RECORDS FOR THIS TASK -
——————
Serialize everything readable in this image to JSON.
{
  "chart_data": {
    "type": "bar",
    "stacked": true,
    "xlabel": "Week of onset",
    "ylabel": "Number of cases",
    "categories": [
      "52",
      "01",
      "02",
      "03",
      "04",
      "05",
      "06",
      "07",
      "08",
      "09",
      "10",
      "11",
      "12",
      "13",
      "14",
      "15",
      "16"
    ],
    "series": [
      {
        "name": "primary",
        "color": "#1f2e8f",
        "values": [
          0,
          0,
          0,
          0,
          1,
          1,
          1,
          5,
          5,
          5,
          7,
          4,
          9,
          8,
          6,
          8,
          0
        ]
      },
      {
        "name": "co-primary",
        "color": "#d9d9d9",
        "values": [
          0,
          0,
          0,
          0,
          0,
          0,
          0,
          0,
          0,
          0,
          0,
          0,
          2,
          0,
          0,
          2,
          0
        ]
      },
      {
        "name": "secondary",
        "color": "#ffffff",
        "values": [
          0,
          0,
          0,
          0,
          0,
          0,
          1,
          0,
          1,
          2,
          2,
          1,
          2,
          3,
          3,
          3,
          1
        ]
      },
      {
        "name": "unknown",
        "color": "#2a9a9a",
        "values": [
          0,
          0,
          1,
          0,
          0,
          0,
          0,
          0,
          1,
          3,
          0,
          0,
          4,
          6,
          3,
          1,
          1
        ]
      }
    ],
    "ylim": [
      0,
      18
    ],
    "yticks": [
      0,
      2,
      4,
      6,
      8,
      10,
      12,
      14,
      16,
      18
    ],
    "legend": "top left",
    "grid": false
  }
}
——————
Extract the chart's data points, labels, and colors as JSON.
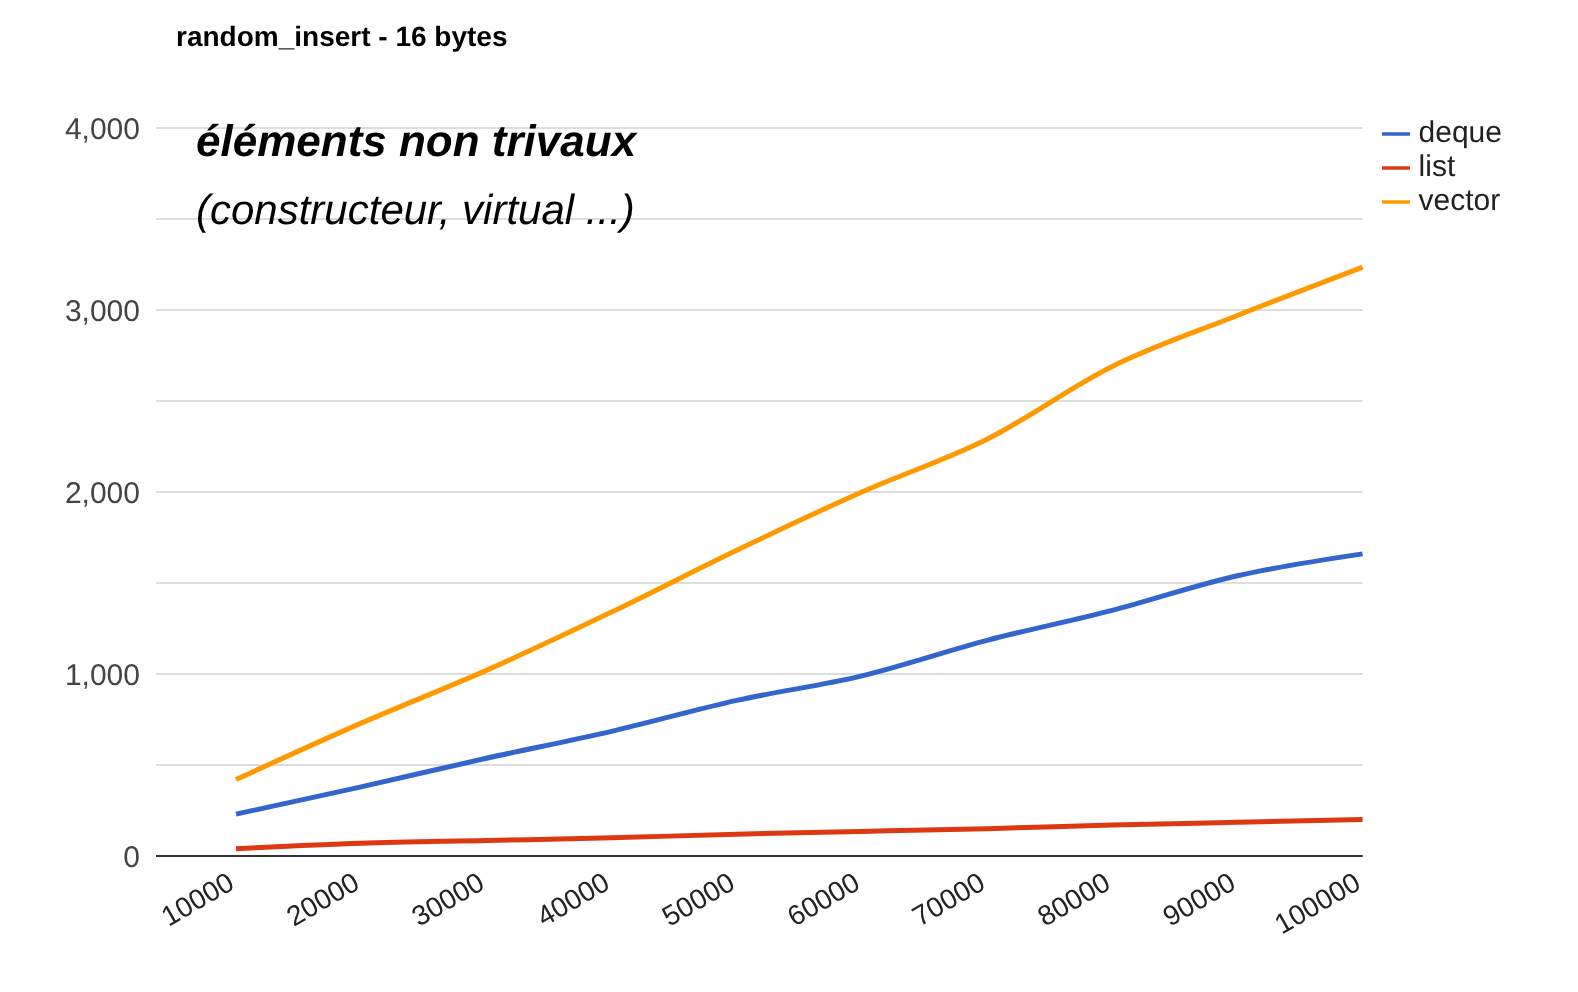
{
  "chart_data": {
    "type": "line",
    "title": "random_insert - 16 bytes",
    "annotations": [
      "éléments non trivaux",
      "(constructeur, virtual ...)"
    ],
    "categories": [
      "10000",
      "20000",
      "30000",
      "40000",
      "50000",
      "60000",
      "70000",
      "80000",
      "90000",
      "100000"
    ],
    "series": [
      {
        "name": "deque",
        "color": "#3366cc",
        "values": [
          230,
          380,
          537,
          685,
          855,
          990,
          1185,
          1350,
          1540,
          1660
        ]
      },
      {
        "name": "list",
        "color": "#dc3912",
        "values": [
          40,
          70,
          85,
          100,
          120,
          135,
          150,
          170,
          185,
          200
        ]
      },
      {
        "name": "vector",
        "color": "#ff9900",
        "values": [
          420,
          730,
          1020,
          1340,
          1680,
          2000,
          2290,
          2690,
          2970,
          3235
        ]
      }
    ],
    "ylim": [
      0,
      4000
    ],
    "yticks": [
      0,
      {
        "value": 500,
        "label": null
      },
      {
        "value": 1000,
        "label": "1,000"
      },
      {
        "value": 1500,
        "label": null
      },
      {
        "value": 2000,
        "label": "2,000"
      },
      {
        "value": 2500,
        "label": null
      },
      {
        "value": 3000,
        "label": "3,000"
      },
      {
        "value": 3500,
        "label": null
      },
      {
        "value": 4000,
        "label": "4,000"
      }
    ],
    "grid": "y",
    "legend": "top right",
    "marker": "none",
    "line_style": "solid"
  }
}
——————
EXERCISE OBJECTIVE -
Each line above that holds the string "JSON" should be copied and shown.

WORKED ANSWER -
Serialize everything readable in this image to JSON.
Extract the chart's data points, labels, and colors as JSON.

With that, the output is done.